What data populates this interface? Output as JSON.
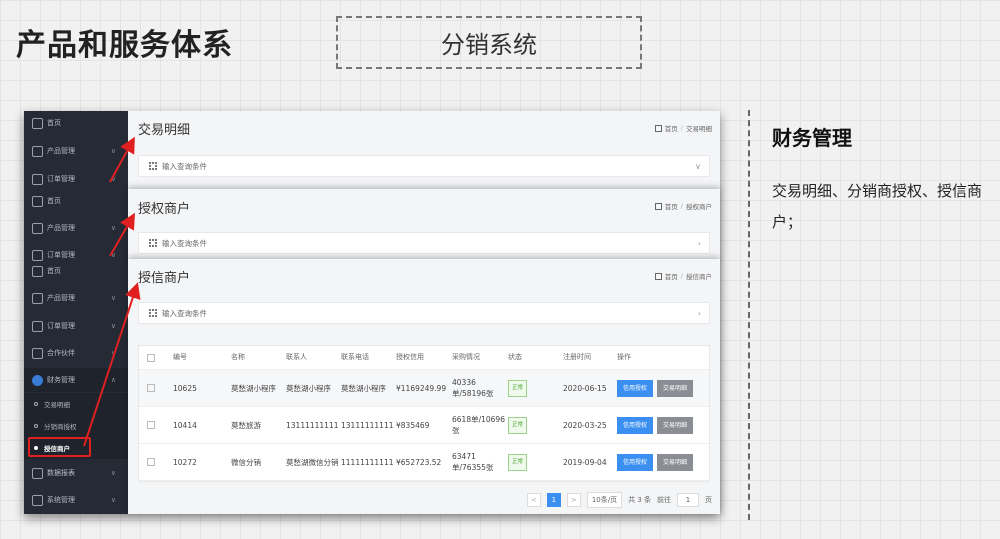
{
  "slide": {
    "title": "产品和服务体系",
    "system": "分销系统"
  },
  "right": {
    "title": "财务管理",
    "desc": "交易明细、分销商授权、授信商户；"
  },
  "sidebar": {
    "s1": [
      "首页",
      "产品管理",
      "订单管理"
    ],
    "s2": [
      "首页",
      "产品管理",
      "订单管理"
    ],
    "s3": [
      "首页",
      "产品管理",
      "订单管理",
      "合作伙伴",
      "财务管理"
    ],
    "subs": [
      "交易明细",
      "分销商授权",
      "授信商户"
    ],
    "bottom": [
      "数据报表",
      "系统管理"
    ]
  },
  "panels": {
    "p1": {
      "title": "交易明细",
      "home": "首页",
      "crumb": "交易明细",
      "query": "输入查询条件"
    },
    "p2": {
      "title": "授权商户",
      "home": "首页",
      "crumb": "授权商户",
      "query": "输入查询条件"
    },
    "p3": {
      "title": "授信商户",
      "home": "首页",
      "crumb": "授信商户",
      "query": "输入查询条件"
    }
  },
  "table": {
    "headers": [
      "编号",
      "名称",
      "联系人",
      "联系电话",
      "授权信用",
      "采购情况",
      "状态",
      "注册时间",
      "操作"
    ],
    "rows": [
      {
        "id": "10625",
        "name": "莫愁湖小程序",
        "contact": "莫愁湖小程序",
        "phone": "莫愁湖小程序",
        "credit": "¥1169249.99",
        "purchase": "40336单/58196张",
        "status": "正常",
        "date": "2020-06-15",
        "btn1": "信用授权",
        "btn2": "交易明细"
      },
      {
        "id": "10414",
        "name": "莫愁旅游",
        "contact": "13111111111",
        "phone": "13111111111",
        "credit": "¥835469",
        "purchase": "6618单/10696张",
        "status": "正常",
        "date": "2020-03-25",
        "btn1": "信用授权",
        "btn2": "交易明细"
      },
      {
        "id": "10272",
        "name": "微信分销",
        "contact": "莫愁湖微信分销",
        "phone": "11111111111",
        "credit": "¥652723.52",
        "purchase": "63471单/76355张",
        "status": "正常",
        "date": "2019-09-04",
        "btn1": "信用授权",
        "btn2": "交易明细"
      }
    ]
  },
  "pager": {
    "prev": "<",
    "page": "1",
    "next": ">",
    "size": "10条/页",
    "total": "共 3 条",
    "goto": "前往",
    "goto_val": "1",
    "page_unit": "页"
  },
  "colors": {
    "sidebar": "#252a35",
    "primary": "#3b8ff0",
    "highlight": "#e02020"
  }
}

————

- Task objective:
Find each line that has the word "交易明细", then copy it out.

- Correct result:
    "desc": "交易明细、分销商授权、授信商户；"
      "交易明细",
      "title": "交易明细",
      "crumb": "交易明细",
        "btn2": "交易明细"
        "btn2": "交易明细"
        "btn2": "交易明细"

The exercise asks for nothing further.